Figure data in JSON:
:::

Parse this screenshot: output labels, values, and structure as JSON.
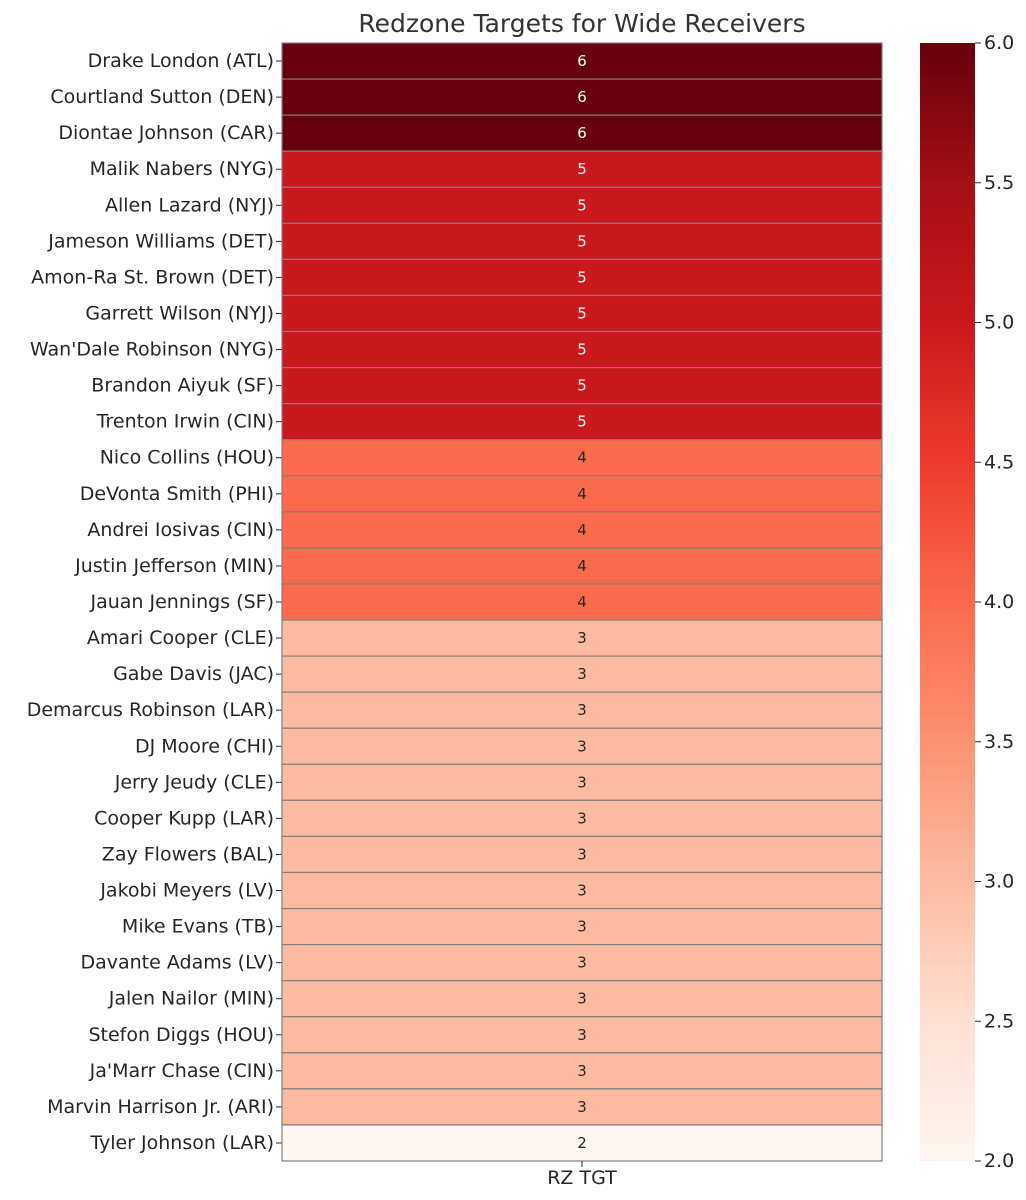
{
  "chart_data": {
    "type": "heatmap",
    "title": "Redzone Targets for Wide Receivers",
    "x_categories": [
      "RZ TGT"
    ],
    "rows": [
      "Drake London (ATL)",
      "Courtland Sutton (DEN)",
      "Diontae Johnson (CAR)",
      "Malik Nabers (NYG)",
      "Allen Lazard (NYJ)",
      "Jameson Williams (DET)",
      "Amon-Ra St. Brown (DET)",
      "Garrett Wilson (NYJ)",
      "Wan'Dale Robinson (NYG)",
      "Brandon Aiyuk (SF)",
      "Trenton Irwin (CIN)",
      "Nico Collins (HOU)",
      "DeVonta Smith (PHI)",
      "Andrei Iosivas (CIN)",
      "Justin Jefferson (MIN)",
      "Jauan Jennings (SF)",
      "Amari Cooper (CLE)",
      "Gabe Davis (JAC)",
      "Demarcus Robinson (LAR)",
      "DJ Moore (CHI)",
      "Jerry Jeudy (CLE)",
      "Cooper Kupp (LAR)",
      "Zay Flowers (BAL)",
      "Jakobi Meyers (LV)",
      "Mike Evans (TB)",
      "Davante Adams (LV)",
      "Jalen Nailor (MIN)",
      "Stefon Diggs (HOU)",
      "Ja'Marr Chase (CIN)",
      "Marvin Harrison Jr. (ARI)",
      "Tyler Johnson (LAR)"
    ],
    "values": [
      6,
      6,
      6,
      5,
      5,
      5,
      5,
      5,
      5,
      5,
      5,
      4,
      4,
      4,
      4,
      4,
      3,
      3,
      3,
      3,
      3,
      3,
      3,
      3,
      3,
      3,
      3,
      3,
      3,
      3,
      2
    ],
    "annotations": [
      "6",
      "6",
      "6",
      "5",
      "5",
      "5",
      "5",
      "5",
      "5",
      "5",
      "5",
      "4",
      "4",
      "4",
      "4",
      "4",
      "3",
      "3",
      "3",
      "3",
      "3",
      "3",
      "3",
      "3",
      "3",
      "3",
      "3",
      "3",
      "3",
      "3",
      "2"
    ],
    "colormap": "Reds",
    "vmin": 2,
    "vmax": 6,
    "colorbar": {
      "ticks": [
        2.0,
        2.5,
        3.0,
        3.5,
        4.0,
        4.5,
        5.0,
        5.5,
        6.0
      ],
      "tick_labels": [
        "2.0",
        "2.5",
        "3.0",
        "3.5",
        "4.0",
        "4.5",
        "5.0",
        "5.5",
        "6.0"
      ],
      "position": "right"
    },
    "cell_edge_color": "#808080",
    "grid": false
  }
}
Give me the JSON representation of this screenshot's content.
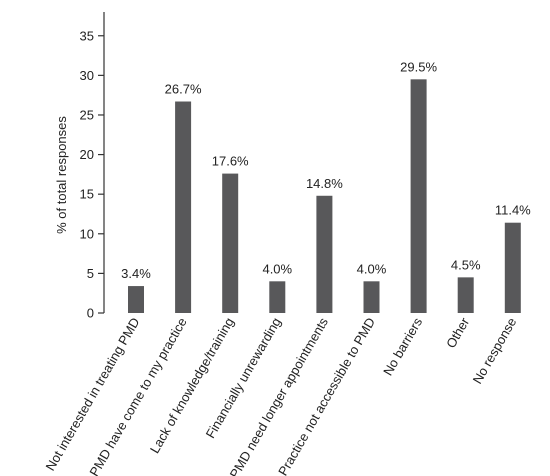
{
  "chart_data": {
    "type": "bar",
    "title": "",
    "xlabel": "",
    "ylabel": "% of total responses",
    "ylim": [
      0,
      38
    ],
    "yticks": [
      0,
      5,
      10,
      15,
      20,
      25,
      30,
      35
    ],
    "grid": false,
    "legend": "none",
    "bar_color": "#58585a",
    "categories": [
      "Not interested in treating PMD",
      "No PMD have come to my practice",
      "Lack of knowledge/training",
      "Financially unrewarding",
      "PMD need longer appointments",
      "Practice not accessible to PMD",
      "No barriers",
      "Other",
      "No response"
    ],
    "values": [
      3.4,
      26.7,
      17.6,
      4.0,
      14.8,
      4.0,
      29.5,
      4.5,
      11.4
    ],
    "data_labels": [
      "3.4%",
      "26.7%",
      "17.6%",
      "4.0%",
      "14.8%",
      "4.0%",
      "29.5%",
      "4.5%",
      "11.4%"
    ]
  }
}
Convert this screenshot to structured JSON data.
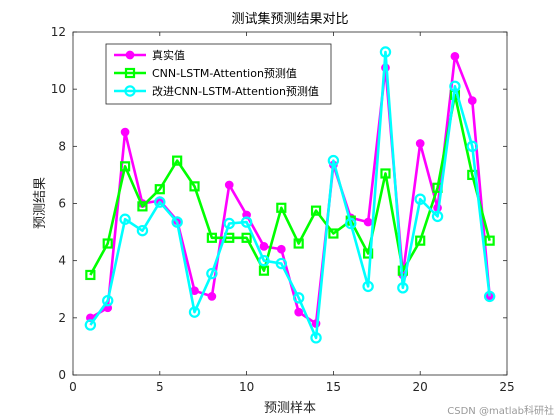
{
  "chart_data": {
    "type": "line",
    "title": "测试集预测结果对比",
    "xlabel": "预测样本",
    "ylabel": "预测结果",
    "xlim": [
      0,
      25
    ],
    "ylim": [
      0,
      12
    ],
    "xticks": [
      0,
      5,
      10,
      15,
      20,
      25
    ],
    "yticks": [
      0,
      2,
      4,
      6,
      8,
      10,
      12
    ],
    "x": [
      1,
      2,
      3,
      4,
      5,
      6,
      7,
      8,
      9,
      10,
      11,
      12,
      13,
      14,
      15,
      16,
      17,
      18,
      19,
      20,
      21,
      22,
      23,
      24
    ],
    "legend_position": "top-left",
    "grid": false,
    "series": [
      {
        "name": "真实值",
        "color": "#ff00ff",
        "marker": "circle-filled",
        "values": [
          2.0,
          2.35,
          8.5,
          6.0,
          6.1,
          5.4,
          2.95,
          2.75,
          6.65,
          5.6,
          4.5,
          4.4,
          2.2,
          1.8,
          7.35,
          5.5,
          5.35,
          10.75,
          3.5,
          8.1,
          5.85,
          11.15,
          9.6,
          2.75
        ]
      },
      {
        "name": "CNN-LSTM-Attention预测值",
        "color": "#00ff00",
        "marker": "square-open",
        "values": [
          3.5,
          4.6,
          7.3,
          5.9,
          6.5,
          7.5,
          6.6,
          4.8,
          4.8,
          4.8,
          3.65,
          5.85,
          4.6,
          5.75,
          4.95,
          5.4,
          4.25,
          7.05,
          3.65,
          4.7,
          6.55,
          9.8,
          7.0,
          4.7
        ]
      },
      {
        "name": "改进CNN-LSTM-Attention预测值",
        "color": "#00ffff",
        "marker": "circle-open",
        "values": [
          1.75,
          2.6,
          5.45,
          5.05,
          6.05,
          5.35,
          2.2,
          3.55,
          5.3,
          5.35,
          4.0,
          3.9,
          2.7,
          1.3,
          7.5,
          5.3,
          3.1,
          11.3,
          3.05,
          6.15,
          5.55,
          10.1,
          8.0,
          2.75
        ]
      }
    ]
  },
  "watermark": "CSDN @matlab科研社"
}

:::

= Do this =
Copy the entries exactly. Leave out the images.

= Finished answer =
Parse this screenshot: output labels, values, and structure as JSON.
{
  "chart_data": {
    "type": "heatmap",
    "title": "Redzone Targets for Wide Receivers",
    "x_categories": [
      "RZ TGT"
    ],
    "rows": [
      "Drake London (ATL)",
      "Courtland Sutton (DEN)",
      "Diontae Johnson (CAR)",
      "Malik Nabers (NYG)",
      "Allen Lazard (NYJ)",
      "Jameson Williams (DET)",
      "Amon-Ra St. Brown (DET)",
      "Garrett Wilson (NYJ)",
      "Wan'Dale Robinson (NYG)",
      "Brandon Aiyuk (SF)",
      "Trenton Irwin (CIN)",
      "Nico Collins (HOU)",
      "DeVonta Smith (PHI)",
      "Andrei Iosivas (CIN)",
      "Justin Jefferson (MIN)",
      "Jauan Jennings (SF)",
      "Amari Cooper (CLE)",
      "Gabe Davis (JAC)",
      "Demarcus Robinson (LAR)",
      "DJ Moore (CHI)",
      "Jerry Jeudy (CLE)",
      "Cooper Kupp (LAR)",
      "Zay Flowers (BAL)",
      "Jakobi Meyers (LV)",
      "Mike Evans (TB)",
      "Davante Adams (LV)",
      "Jalen Nailor (MIN)",
      "Stefon Diggs (HOU)",
      "Ja'Marr Chase (CIN)",
      "Marvin Harrison Jr. (ARI)",
      "Tyler Johnson (LAR)"
    ],
    "values": [
      6,
      6,
      6,
      5,
      5,
      5,
      5,
      5,
      5,
      5,
      5,
      4,
      4,
      4,
      4,
      4,
      3,
      3,
      3,
      3,
      3,
      3,
      3,
      3,
      3,
      3,
      3,
      3,
      3,
      3,
      2
    ],
    "annotations": [
      "6",
      "6",
      "6",
      "5",
      "5",
      "5",
      "5",
      "5",
      "5",
      "5",
      "5",
      "4",
      "4",
      "4",
      "4",
      "4",
      "3",
      "3",
      "3",
      "3",
      "3",
      "3",
      "3",
      "3",
      "3",
      "3",
      "3",
      "3",
      "3",
      "3",
      "2"
    ],
    "colormap": "Reds",
    "vmin": 2,
    "vmax": 6,
    "colorbar": {
      "ticks": [
        2.0,
        2.5,
        3.0,
        3.5,
        4.0,
        4.5,
        5.0,
        5.5,
        6.0
      ],
      "tick_labels": [
        "2.0",
        "2.5",
        "3.0",
        "3.5",
        "4.0",
        "4.5",
        "5.0",
        "5.5",
        "6.0"
      ],
      "position": "right"
    },
    "cell_edge_color": "#808080",
    "grid": false
  }
}
Give me the JSON representation of this screenshot's content.
{
  "chart_data": {
    "type": "bar",
    "title": "",
    "xlabel": "",
    "ylabel": "% of total responses",
    "ylim": [
      0,
      38
    ],
    "yticks": [
      0,
      5,
      10,
      15,
      20,
      25,
      30,
      35
    ],
    "grid": false,
    "legend": "none",
    "bar_color": "#58585a",
    "categories": [
      "Not interested in treating PMD",
      "No PMD have come to my practice",
      "Lack of knowledge/training",
      "Financially unrewarding",
      "PMD need longer appointments",
      "Practice not accessible to PMD",
      "No barriers",
      "Other",
      "No response"
    ],
    "values": [
      3.4,
      26.7,
      17.6,
      4.0,
      14.8,
      4.0,
      29.5,
      4.5,
      11.4
    ],
    "data_labels": [
      "3.4%",
      "26.7%",
      "17.6%",
      "4.0%",
      "14.8%",
      "4.0%",
      "29.5%",
      "4.5%",
      "11.4%"
    ]
  }
}
Convert this screenshot to structured JSON data.
{
  "chart_data": {
    "type": "line",
    "title": "测试集预测结果对比",
    "xlabel": "预测样本",
    "ylabel": "预测结果",
    "xlim": [
      0,
      25
    ],
    "ylim": [
      0,
      12
    ],
    "xticks": [
      0,
      5,
      10,
      15,
      20,
      25
    ],
    "yticks": [
      0,
      2,
      4,
      6,
      8,
      10,
      12
    ],
    "x": [
      1,
      2,
      3,
      4,
      5,
      6,
      7,
      8,
      9,
      10,
      11,
      12,
      13,
      14,
      15,
      16,
      17,
      18,
      19,
      20,
      21,
      22,
      23,
      24
    ],
    "legend_position": "top-left",
    "grid": false,
    "series": [
      {
        "name": "真实值",
        "color": "#ff00ff",
        "marker": "circle-filled",
        "values": [
          2.0,
          2.35,
          8.5,
          6.0,
          6.1,
          5.4,
          2.95,
          2.75,
          6.65,
          5.6,
          4.5,
          4.4,
          2.2,
          1.8,
          7.35,
          5.5,
          5.35,
          10.75,
          3.5,
          8.1,
          5.85,
          11.15,
          9.6,
          2.75
        ]
      },
      {
        "name": "CNN-LSTM-Attention预测值",
        "color": "#00ff00",
        "marker": "square-open",
        "values": [
          3.5,
          4.6,
          7.3,
          5.9,
          6.5,
          7.5,
          6.6,
          4.8,
          4.8,
          4.8,
          3.65,
          5.85,
          4.6,
          5.75,
          4.95,
          5.4,
          4.25,
          7.05,
          3.65,
          4.7,
          6.55,
          9.8,
          7.0,
          4.7
        ]
      },
      {
        "name": "改进CNN-LSTM-Attention预测值",
        "color": "#00ffff",
        "marker": "circle-open",
        "values": [
          1.75,
          2.6,
          5.45,
          5.05,
          6.05,
          5.35,
          2.2,
          3.55,
          5.3,
          5.35,
          4.0,
          3.9,
          2.7,
          1.3,
          7.5,
          5.3,
          3.1,
          11.3,
          3.05,
          6.15,
          5.55,
          10.1,
          8.0,
          2.75
        ]
      }
    ]
  },
  "watermark": "CSDN @matlab科研社"
}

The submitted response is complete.